▶ [GIVEN RECORDS]

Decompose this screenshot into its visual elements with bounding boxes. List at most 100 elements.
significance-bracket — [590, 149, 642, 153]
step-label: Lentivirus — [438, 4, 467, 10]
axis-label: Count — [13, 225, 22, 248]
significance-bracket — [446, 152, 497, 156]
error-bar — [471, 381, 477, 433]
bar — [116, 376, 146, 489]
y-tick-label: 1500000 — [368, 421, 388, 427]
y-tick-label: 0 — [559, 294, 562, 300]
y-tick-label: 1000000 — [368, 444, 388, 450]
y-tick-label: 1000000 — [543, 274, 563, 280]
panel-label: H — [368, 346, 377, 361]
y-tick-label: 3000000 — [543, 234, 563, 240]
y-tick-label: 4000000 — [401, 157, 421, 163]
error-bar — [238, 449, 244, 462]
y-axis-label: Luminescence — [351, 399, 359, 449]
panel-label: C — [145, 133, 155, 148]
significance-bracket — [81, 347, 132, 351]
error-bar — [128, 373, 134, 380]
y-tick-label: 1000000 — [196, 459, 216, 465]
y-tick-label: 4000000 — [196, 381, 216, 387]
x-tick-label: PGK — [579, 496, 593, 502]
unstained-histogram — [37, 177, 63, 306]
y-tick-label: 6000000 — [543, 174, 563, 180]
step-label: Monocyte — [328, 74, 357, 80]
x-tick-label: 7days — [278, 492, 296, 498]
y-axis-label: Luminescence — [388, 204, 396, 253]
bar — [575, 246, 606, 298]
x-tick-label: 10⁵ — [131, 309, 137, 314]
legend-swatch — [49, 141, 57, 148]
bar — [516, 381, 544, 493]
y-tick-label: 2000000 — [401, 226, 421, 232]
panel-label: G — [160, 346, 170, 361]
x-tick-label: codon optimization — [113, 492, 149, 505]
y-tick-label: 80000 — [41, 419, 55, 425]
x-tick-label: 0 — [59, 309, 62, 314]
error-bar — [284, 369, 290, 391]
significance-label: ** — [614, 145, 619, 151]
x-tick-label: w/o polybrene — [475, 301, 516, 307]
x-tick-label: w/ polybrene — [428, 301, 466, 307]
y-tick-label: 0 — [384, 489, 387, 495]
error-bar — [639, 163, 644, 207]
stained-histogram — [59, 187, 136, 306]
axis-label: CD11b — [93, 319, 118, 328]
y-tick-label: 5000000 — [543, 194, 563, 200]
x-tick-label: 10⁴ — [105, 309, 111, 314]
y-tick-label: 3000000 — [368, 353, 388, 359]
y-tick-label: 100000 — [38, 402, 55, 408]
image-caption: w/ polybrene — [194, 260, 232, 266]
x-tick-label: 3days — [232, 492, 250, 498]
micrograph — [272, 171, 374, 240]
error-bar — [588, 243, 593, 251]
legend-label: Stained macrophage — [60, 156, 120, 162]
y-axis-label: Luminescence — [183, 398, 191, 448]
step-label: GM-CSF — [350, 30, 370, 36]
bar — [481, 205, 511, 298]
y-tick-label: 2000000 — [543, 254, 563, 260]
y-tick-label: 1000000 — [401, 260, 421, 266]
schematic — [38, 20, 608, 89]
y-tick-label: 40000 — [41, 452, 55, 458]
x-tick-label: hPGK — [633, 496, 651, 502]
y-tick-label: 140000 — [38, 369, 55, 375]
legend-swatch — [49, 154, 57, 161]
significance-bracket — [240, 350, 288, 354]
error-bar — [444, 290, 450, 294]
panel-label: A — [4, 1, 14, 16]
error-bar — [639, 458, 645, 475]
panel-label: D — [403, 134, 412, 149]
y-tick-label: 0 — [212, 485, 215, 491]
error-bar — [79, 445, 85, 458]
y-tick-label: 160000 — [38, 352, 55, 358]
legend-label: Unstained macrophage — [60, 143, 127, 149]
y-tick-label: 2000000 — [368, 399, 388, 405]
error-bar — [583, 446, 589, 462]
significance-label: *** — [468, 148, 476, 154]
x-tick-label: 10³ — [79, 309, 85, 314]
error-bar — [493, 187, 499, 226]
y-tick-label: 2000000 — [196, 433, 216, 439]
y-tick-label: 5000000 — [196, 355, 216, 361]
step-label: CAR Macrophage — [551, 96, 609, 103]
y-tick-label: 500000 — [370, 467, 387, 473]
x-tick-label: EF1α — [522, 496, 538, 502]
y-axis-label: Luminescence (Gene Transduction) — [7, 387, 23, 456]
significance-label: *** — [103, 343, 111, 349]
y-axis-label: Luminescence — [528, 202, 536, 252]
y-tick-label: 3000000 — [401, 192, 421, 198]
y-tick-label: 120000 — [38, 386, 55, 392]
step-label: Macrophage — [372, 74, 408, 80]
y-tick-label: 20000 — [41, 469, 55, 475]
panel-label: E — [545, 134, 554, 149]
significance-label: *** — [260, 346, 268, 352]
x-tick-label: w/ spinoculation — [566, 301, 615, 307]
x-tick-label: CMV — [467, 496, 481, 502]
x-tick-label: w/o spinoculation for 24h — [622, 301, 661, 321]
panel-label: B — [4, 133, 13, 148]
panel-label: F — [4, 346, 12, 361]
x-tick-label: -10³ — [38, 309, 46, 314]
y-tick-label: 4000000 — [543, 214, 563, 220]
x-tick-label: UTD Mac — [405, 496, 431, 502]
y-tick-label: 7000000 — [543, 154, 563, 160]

▶ [THE PROBLEM] Would you repeat all of the entries exactly?

▶ [OUTPUT OF THE TASK]
Decompose this screenshot into its visual elements with bounding boxes. List at most 100 elements.
significance-bracket — [590, 149, 642, 153]
step-label: Lentivirus — [438, 4, 467, 10]
axis-label: Count — [13, 225, 22, 248]
significance-bracket — [446, 152, 497, 156]
error-bar — [471, 381, 477, 433]
bar — [116, 376, 146, 489]
y-tick-label: 1500000 — [368, 421, 388, 427]
y-tick-label: 0 — [559, 294, 562, 300]
y-tick-label: 1000000 — [368, 444, 388, 450]
y-tick-label: 1000000 — [543, 274, 563, 280]
panel-label: H — [368, 346, 377, 361]
y-tick-label: 3000000 — [543, 234, 563, 240]
y-tick-label: 4000000 — [401, 157, 421, 163]
error-bar — [238, 449, 244, 462]
y-axis-label: Luminescence — [351, 399, 359, 449]
panel-label: C — [145, 133, 155, 148]
significance-bracket — [81, 347, 132, 351]
error-bar — [128, 373, 134, 380]
y-tick-label: 1000000 — [196, 459, 216, 465]
y-tick-label: 4000000 — [196, 381, 216, 387]
x-tick-label: PGK — [579, 496, 593, 502]
unstained-histogram — [37, 177, 63, 306]
y-tick-label: 6000000 — [543, 174, 563, 180]
step-label: Monocyte — [328, 74, 357, 80]
x-tick-label: 7days — [278, 492, 296, 498]
y-axis-label: Luminescence — [388, 204, 396, 253]
bar — [575, 246, 606, 298]
x-tick-label: 10⁵ — [131, 309, 137, 314]
legend-swatch — [49, 141, 57, 148]
bar — [516, 381, 544, 493]
y-tick-label: 2000000 — [401, 226, 421, 232]
panel-label: G — [160, 346, 170, 361]
x-tick-label: codon optimization — [113, 492, 149, 505]
y-tick-label: 80000 — [41, 419, 55, 425]
x-tick-label: 0 — [59, 309, 62, 314]
error-bar — [284, 369, 290, 391]
significance-label: ** — [614, 145, 619, 151]
x-tick-label: w/o polybrene — [475, 301, 516, 307]
x-tick-label: w/ polybrene — [428, 301, 466, 307]
y-tick-label: 0 — [384, 489, 387, 495]
error-bar — [639, 163, 644, 207]
stained-histogram — [59, 187, 136, 306]
axis-label: CD11b — [93, 319, 118, 328]
y-tick-label: 5000000 — [543, 194, 563, 200]
x-tick-label: 10⁴ — [105, 309, 111, 314]
y-tick-label: 3000000 — [368, 353, 388, 359]
y-tick-label: 100000 — [38, 402, 55, 408]
image-caption: w/ polybrene — [194, 260, 232, 266]
x-tick-label: 3days — [232, 492, 250, 498]
micrograph — [272, 171, 374, 240]
error-bar — [588, 243, 593, 251]
legend-label: Stained macrophage — [60, 156, 120, 162]
y-axis-label: Luminescence — [183, 398, 191, 448]
step-label: GM-CSF — [350, 30, 370, 36]
bar — [481, 205, 511, 298]
y-tick-label: 2000000 — [543, 254, 563, 260]
y-tick-label: 1000000 — [401, 260, 421, 266]
schematic — [38, 20, 608, 89]
y-tick-label: 40000 — [41, 452, 55, 458]
x-tick-label: hPGK — [633, 496, 651, 502]
y-tick-label: 140000 — [38, 369, 55, 375]
legend-swatch — [49, 154, 57, 161]
significance-bracket — [240, 350, 288, 354]
error-bar — [444, 290, 450, 294]
panel-label: A — [4, 1, 14, 16]
error-bar — [639, 458, 645, 475]
panel-label: D — [403, 134, 412, 149]
y-tick-label: 0 — [212, 485, 215, 491]
error-bar — [79, 445, 85, 458]
y-tick-label: 160000 — [38, 352, 55, 358]
legend-label: Unstained macrophage — [60, 143, 127, 149]
y-tick-label: 2000000 — [368, 399, 388, 405]
error-bar — [583, 446, 589, 462]
significance-label: *** — [468, 148, 476, 154]
x-tick-label: 10³ — [79, 309, 85, 314]
error-bar — [493, 187, 499, 226]
y-tick-label: 2000000 — [196, 433, 216, 439]
y-tick-label: 5000000 — [196, 355, 216, 361]
step-label: CAR Macrophage — [551, 96, 609, 103]
y-tick-label: 500000 — [370, 467, 387, 473]
x-tick-label: EF1α — [522, 496, 538, 502]
y-axis-label: Luminescence (Gene Transduction) — [7, 387, 23, 456]
significance-label: *** — [103, 343, 111, 349]
y-axis-label: Luminescence — [528, 202, 536, 252]
y-tick-label: 3000000 — [401, 192, 421, 198]
y-tick-label: 120000 — [38, 386, 55, 392]
step-label: Macrophage — [372, 74, 408, 80]
y-tick-label: 20000 — [41, 469, 55, 475]
panel-label: E — [545, 134, 554, 149]
significance-label: *** — [260, 346, 268, 352]
x-tick-label: w/ spinoculation — [566, 301, 615, 307]
x-tick-label: CMV — [467, 496, 481, 502]
x-tick-label: w/o spinoculation for 24h — [622, 301, 661, 321]
panel-label: B — [4, 133, 13, 148]
panel-label: F — [4, 346, 12, 361]
x-tick-label: -10³ — [38, 309, 46, 314]
y-tick-label: 4000000 — [543, 214, 563, 220]
x-tick-label: UTD Mac — [405, 496, 431, 502]
y-tick-label: 7000000 — [543, 154, 563, 160]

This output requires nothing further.